Given request:
Restate the entries word for word, omitting nothing.

Data records:
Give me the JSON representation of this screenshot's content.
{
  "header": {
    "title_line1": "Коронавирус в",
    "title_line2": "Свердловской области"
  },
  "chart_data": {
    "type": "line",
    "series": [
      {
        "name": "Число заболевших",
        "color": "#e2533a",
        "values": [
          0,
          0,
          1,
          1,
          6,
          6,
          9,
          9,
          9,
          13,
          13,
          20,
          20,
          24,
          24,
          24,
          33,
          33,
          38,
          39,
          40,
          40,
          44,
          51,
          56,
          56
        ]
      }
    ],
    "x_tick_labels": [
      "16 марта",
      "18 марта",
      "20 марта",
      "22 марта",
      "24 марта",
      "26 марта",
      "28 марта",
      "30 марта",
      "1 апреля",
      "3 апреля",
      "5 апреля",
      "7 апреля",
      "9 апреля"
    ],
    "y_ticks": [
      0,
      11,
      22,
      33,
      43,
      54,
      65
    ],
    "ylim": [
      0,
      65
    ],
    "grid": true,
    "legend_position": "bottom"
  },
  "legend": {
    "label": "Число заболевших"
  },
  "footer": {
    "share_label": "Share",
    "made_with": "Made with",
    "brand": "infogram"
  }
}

Answer to this exercise:
Give me the JSON representation of this screenshot's content.
{
  "header": {
    "title_line1": "Коронавирус в",
    "title_line2": "Свердловской области"
  },
  "chart_data": {
    "type": "line",
    "series": [
      {
        "name": "Число заболевших",
        "color": "#e2533a",
        "values": [
          0,
          0,
          1,
          1,
          6,
          6,
          9,
          9,
          9,
          13,
          13,
          20,
          20,
          24,
          24,
          24,
          33,
          33,
          38,
          39,
          40,
          40,
          44,
          51,
          56,
          56
        ]
      }
    ],
    "x_tick_labels": [
      "16 марта",
      "18 марта",
      "20 марта",
      "22 марта",
      "24 марта",
      "26 марта",
      "28 марта",
      "30 марта",
      "1 апреля",
      "3 апреля",
      "5 апреля",
      "7 апреля",
      "9 апреля"
    ],
    "y_ticks": [
      0,
      11,
      22,
      33,
      43,
      54,
      65
    ],
    "ylim": [
      0,
      65
    ],
    "grid": true,
    "legend_position": "bottom"
  },
  "legend": {
    "label": "Число заболевших"
  },
  "footer": {
    "share_label": "Share",
    "made_with": "Made with",
    "brand": "infogram"
  }
}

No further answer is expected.